**Aim**
Write out the full listing again, exactly as it stands.

**Data for processing**
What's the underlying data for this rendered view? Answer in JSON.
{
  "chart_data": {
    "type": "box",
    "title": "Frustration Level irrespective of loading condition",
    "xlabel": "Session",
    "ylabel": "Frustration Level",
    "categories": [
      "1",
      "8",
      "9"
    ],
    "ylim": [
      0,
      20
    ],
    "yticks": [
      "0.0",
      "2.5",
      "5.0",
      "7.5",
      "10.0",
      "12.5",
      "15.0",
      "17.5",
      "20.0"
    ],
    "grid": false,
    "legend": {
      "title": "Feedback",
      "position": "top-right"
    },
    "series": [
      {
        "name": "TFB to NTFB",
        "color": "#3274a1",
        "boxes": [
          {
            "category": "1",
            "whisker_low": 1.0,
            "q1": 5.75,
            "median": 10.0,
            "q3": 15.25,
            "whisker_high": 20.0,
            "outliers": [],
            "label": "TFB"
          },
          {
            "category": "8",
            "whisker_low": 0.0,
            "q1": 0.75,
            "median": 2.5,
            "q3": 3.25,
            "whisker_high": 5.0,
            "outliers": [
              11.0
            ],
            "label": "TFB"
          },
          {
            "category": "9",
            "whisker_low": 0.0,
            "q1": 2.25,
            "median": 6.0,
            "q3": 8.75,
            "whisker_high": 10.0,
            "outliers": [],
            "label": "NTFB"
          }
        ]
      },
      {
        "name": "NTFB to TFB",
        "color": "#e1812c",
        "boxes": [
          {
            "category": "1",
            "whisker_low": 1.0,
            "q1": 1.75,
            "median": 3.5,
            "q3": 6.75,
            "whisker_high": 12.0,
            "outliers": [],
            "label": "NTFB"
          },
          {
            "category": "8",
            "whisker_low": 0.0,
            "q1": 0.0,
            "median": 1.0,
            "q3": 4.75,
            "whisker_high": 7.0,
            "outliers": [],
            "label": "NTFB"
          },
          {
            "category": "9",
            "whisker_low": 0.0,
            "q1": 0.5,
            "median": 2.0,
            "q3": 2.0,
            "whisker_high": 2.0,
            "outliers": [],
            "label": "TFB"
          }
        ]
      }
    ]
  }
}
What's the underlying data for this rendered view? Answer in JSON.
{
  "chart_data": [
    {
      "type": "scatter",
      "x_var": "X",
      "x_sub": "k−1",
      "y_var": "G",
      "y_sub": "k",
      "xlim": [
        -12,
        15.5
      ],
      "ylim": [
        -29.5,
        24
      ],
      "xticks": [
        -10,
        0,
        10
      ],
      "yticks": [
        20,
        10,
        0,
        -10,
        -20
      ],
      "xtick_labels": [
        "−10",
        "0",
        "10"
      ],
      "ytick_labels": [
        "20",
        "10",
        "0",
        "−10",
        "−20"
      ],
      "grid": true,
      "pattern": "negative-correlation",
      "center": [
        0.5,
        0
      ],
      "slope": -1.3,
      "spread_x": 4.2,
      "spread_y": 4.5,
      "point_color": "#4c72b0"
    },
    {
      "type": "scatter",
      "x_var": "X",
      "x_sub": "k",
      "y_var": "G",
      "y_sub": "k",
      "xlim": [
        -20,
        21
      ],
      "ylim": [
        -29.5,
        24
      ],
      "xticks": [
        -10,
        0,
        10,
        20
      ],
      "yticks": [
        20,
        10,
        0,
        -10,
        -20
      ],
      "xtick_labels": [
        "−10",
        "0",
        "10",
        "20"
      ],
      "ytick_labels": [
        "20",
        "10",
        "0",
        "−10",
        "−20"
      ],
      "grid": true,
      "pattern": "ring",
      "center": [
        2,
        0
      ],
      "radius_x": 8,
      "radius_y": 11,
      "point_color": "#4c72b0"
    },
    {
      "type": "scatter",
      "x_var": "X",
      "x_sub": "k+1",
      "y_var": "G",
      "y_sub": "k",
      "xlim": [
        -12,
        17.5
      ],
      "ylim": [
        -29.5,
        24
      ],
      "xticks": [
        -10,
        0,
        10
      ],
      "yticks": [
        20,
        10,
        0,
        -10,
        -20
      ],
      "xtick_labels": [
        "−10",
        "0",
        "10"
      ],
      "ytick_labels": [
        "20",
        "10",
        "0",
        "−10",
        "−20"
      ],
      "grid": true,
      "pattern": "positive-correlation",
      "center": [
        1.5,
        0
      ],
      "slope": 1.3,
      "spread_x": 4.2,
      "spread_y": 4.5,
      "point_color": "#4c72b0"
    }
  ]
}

**Solved problem**
What's the underlying data for this rendered view? Answer in JSON.
{
  "chart_data": {
    "type": "box",
    "title": "Frustration Level irrespective of loading condition",
    "xlabel": "Session",
    "ylabel": "Frustration Level",
    "categories": [
      "1",
      "8",
      "9"
    ],
    "ylim": [
      0,
      20
    ],
    "yticks": [
      "0.0",
      "2.5",
      "5.0",
      "7.5",
      "10.0",
      "12.5",
      "15.0",
      "17.5",
      "20.0"
    ],
    "grid": false,
    "legend": {
      "title": "Feedback",
      "position": "top-right"
    },
    "series": [
      {
        "name": "TFB to NTFB",
        "color": "#3274a1",
        "boxes": [
          {
            "category": "1",
            "whisker_low": 1.0,
            "q1": 5.75,
            "median": 10.0,
            "q3": 15.25,
            "whisker_high": 20.0,
            "outliers": [],
            "label": "TFB"
          },
          {
            "category": "8",
            "whisker_low": 0.0,
            "q1": 0.75,
            "median": 2.5,
            "q3": 3.25,
            "whisker_high": 5.0,
            "outliers": [
              11.0
            ],
            "label": "TFB"
          },
          {
            "category": "9",
            "whisker_low": 0.0,
            "q1": 2.25,
            "median": 6.0,
            "q3": 8.75,
            "whisker_high": 10.0,
            "outliers": [],
            "label": "NTFB"
          }
        ]
      },
      {
        "name": "NTFB to TFB",
        "color": "#e1812c",
        "boxes": [
          {
            "category": "1",
            "whisker_low": 1.0,
            "q1": 1.75,
            "median": 3.5,
            "q3": 6.75,
            "whisker_high": 12.0,
            "outliers": [],
            "label": "NTFB"
          },
          {
            "category": "8",
            "whisker_low": 0.0,
            "q1": 0.0,
            "median": 1.0,
            "q3": 4.75,
            "whisker_high": 7.0,
            "outliers": [],
            "label": "NTFB"
          },
          {
            "category": "9",
            "whisker_low": 0.0,
            "q1": 0.5,
            "median": 2.0,
            "q3": 2.0,
            "whisker_high": 2.0,
            "outliers": [],
            "label": "TFB"
          }
        ]
      }
    ]
  }
}
What's the underlying data for this rendered view? Answer in JSON.
{
  "chart_data": [
    {
      "type": "scatter",
      "x_var": "X",
      "x_sub": "k−1",
      "y_var": "G",
      "y_sub": "k",
      "xlim": [
        -12,
        15.5
      ],
      "ylim": [
        -29.5,
        24
      ],
      "xticks": [
        -10,
        0,
        10
      ],
      "yticks": [
        20,
        10,
        0,
        -10,
        -20
      ],
      "xtick_labels": [
        "−10",
        "0",
        "10"
      ],
      "ytick_labels": [
        "20",
        "10",
        "0",
        "−10",
        "−20"
      ],
      "grid": true,
      "pattern": "negative-correlation",
      "center": [
        0.5,
        0
      ],
      "slope": -1.3,
      "spread_x": 4.2,
      "spread_y": 4.5,
      "point_color": "#4c72b0"
    },
    {
      "type": "scatter",
      "x_var": "X",
      "x_sub": "k",
      "y_var": "G",
      "y_sub": "k",
      "xlim": [
        -20,
        21
      ],
      "ylim": [
        -29.5,
        24
      ],
      "xticks": [
        -10,
        0,
        10,
        20
      ],
      "yticks": [
        20,
        10,
        0,
        -10,
        -20
      ],
      "xtick_labels": [
        "−10",
        "0",
        "10",
        "20"
      ],
      "ytick_labels": [
        "20",
        "10",
        "0",
        "−10",
        "−20"
      ],
      "grid": true,
      "pattern": "ring",
      "center": [
        2,
        0
      ],
      "radius_x": 8,
      "radius_y": 11,
      "point_color": "#4c72b0"
    },
    {
      "type": "scatter",
      "x_var": "X",
      "x_sub": "k+1",
      "y_var": "G",
      "y_sub": "k",
      "xlim": [
        -12,
        17.5
      ],
      "ylim": [
        -29.5,
        24
      ],
      "xticks": [
        -10,
        0,
        10
      ],
      "yticks": [
        20,
        10,
        0,
        -10,
        -20
      ],
      "xtick_labels": [
        "−10",
        "0",
        "10"
      ],
      "ytick_labels": [
        "20",
        "10",
        "0",
        "−10",
        "−20"
      ],
      "grid": true,
      "pattern": "positive-correlation",
      "center": [
        1.5,
        0
      ],
      "slope": 1.3,
      "spread_x": 4.2,
      "spread_y": 4.5,
      "point_color": "#4c72b0"
    }
  ]
}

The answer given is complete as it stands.